### What to work on
Gather the lines that hold the string "from".

Extracted data entries
+ + + + +

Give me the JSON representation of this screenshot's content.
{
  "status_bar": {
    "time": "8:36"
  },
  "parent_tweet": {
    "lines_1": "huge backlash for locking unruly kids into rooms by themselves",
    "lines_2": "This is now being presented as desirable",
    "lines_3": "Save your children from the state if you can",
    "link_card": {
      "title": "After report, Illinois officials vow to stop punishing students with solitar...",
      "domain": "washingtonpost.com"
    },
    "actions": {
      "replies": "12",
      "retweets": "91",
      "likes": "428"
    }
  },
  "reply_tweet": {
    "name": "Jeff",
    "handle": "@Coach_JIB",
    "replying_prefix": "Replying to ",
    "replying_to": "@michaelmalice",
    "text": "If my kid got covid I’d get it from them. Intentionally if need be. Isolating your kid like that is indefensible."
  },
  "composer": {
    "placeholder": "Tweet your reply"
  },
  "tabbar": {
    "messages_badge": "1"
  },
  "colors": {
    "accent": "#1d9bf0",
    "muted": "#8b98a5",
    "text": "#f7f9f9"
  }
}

+ + + + +

### Solution to the exercise
    "lines_3": "Save your children from the state if you can",
    "text": "If my kid got covid I’d get it from them. Intentionally if need be. Isolating your kid like that is indefensible."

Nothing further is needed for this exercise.